• [Exercise]:
Copy all the data exactly, except the pictures.

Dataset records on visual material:
START

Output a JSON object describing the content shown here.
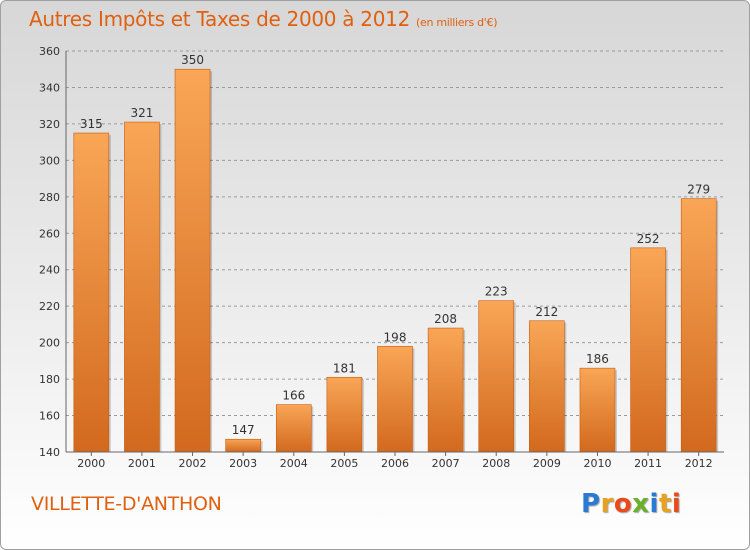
{
  "title": "Autres Impôts et Taxes de 2000 à 2012",
  "unit": "(en milliers d'€)",
  "city": "VILLETTE-D'ANTHON",
  "logo": {
    "letters": [
      "P",
      "r",
      "o",
      "x",
      "i",
      "t",
      "i"
    ],
    "colors": [
      "#2a7ad5",
      "#e8a020",
      "#e84a1a",
      "#6ab02a",
      "#2a7ad5",
      "#e8a020",
      "#e84a1a"
    ]
  },
  "colors": {
    "bar_top": "#f9a656",
    "bar_bottom": "#d2691e",
    "grid": "#9a9a9a",
    "text": "#333333",
    "accent": "#e06010"
  },
  "chart_data": {
    "type": "bar",
    "title": "Autres Impôts et Taxes de 2000 à 2012",
    "xlabel": "",
    "ylabel": "",
    "categories": [
      "2000",
      "2001",
      "2002",
      "2003",
      "2004",
      "2005",
      "2006",
      "2007",
      "2008",
      "2009",
      "2010",
      "2011",
      "2012"
    ],
    "values": [
      315,
      321,
      350,
      147,
      166,
      181,
      198,
      208,
      223,
      212,
      186,
      252,
      279
    ],
    "ylim": [
      140,
      360
    ],
    "yticks": [
      140,
      160,
      180,
      200,
      220,
      240,
      260,
      280,
      300,
      320,
      340,
      360
    ],
    "grid": true
  }
}
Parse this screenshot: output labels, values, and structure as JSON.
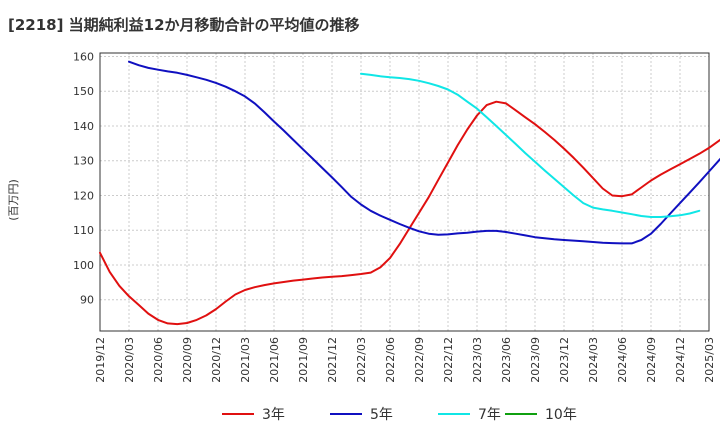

END

• [Correct answer]:
Output a JSON object describing the content shown here.
{
  "title": "Autres Impôts et Taxes de 2000 à 2012",
  "unit": "(en milliers d'€)",
  "city": "VILLETTE-D'ANTHON",
  "logo": {
    "letters": [
      "P",
      "r",
      "o",
      "x",
      "i",
      "t",
      "i"
    ],
    "colors": [
      "#2a7ad5",
      "#e8a020",
      "#e84a1a",
      "#6ab02a",
      "#2a7ad5",
      "#e8a020",
      "#e84a1a"
    ]
  },
  "colors": {
    "bar_top": "#f9a656",
    "bar_bottom": "#d2691e",
    "grid": "#9a9a9a",
    "text": "#333333",
    "accent": "#e06010"
  },
  "chart_data": {
    "type": "bar",
    "title": "Autres Impôts et Taxes de 2000 à 2012",
    "xlabel": "",
    "ylabel": "",
    "categories": [
      "2000",
      "2001",
      "2002",
      "2003",
      "2004",
      "2005",
      "2006",
      "2007",
      "2008",
      "2009",
      "2010",
      "2011",
      "2012"
    ],
    "values": [
      315,
      321,
      350,
      147,
      166,
      181,
      198,
      208,
      223,
      212,
      186,
      252,
      279
    ],
    "ylim": [
      140,
      360
    ],
    "yticks": [
      140,
      160,
      180,
      200,
      220,
      240,
      260,
      280,
      300,
      320,
      340,
      360
    ],
    "grid": true
  }
}
Parse this screenshot: output labels, values, and structure as JSON.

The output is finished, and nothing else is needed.